#### Records to use

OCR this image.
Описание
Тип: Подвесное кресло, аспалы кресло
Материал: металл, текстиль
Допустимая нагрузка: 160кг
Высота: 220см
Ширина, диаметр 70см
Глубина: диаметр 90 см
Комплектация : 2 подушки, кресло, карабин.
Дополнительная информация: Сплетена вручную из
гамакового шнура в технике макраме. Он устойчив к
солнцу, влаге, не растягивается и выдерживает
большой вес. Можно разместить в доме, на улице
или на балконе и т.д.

#### Task brief
Restate the records, all of them, precisely as written.

#### Worked solution
OCR this image.
Описание
Тип: Подвесное кресло, аспалы кресло
Материал: металл, текстиль
Допустимая нагрузка: 160кг
Высота: 220см
Ширина, диаметр 70см
Глубина: диаметр 90 см
Комплектация : 2 подушки, кресло, карабин.
Дополнительная информация: Сплетена вручную из
гамакового шнура в технике макраме. Он устойчив к
солнцу, влаге, не растягивается и выдерживает
большой вес. Можно разместить в доме, на улице
или на балконе и т.д.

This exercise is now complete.